» **GIVEN TASK**: Scan the data for lines with "National" and report the count by itself.

[Extracts from a graphics dataset]
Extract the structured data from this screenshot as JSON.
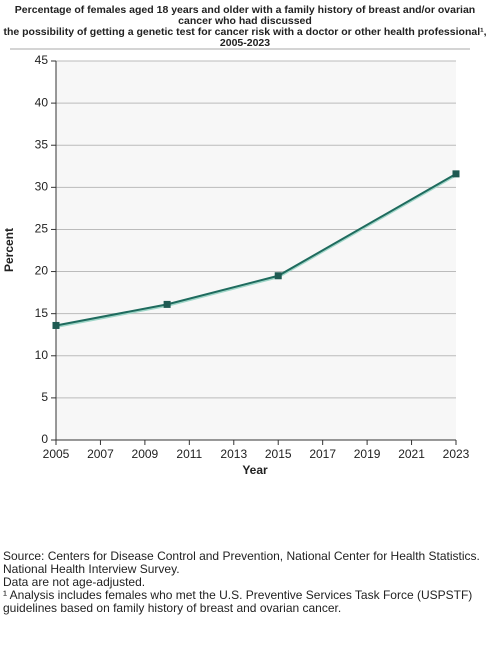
{
  "chart_data": {
    "type": "line",
    "title": [
      "Percentage of females aged 18 years and older with a family history of breast and/or ovarian",
      "cancer  who had discussed",
      "the possibility of getting a genetic test for cancer risk with a doctor or other health professional¹,",
      "2005-2023"
    ],
    "x_label": "Year",
    "y_label": "Percent",
    "x": [
      2005,
      2010,
      2015,
      2023
    ],
    "series": [
      {
        "name": "Percent",
        "color": "#1f6b5e",
        "values": [
          13.6,
          16.1,
          19.5,
          31.6
        ]
      }
    ],
    "xlim": [
      2005,
      2023
    ],
    "xticks": [
      2005,
      2007,
      2009,
      2011,
      2013,
      2015,
      2017,
      2019,
      2021,
      2023
    ],
    "ylim": [
      0,
      45
    ],
    "yticks": [
      0,
      5,
      10,
      15,
      20,
      25,
      30,
      35,
      40,
      45
    ],
    "grid": true,
    "notes": [
      "Source: Centers for Disease Control and Prevention, National Center for Health Statistics.",
      "National Health Interview Survey.",
      "Data are not age-adjusted.",
      "¹ Analysis includes females who met the U.S. Preventive Services Task Force (USPSTF)",
      "guidelines based on family history of breast and ovarian cancer."
    ]
  }
}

» **ANSWER**: 2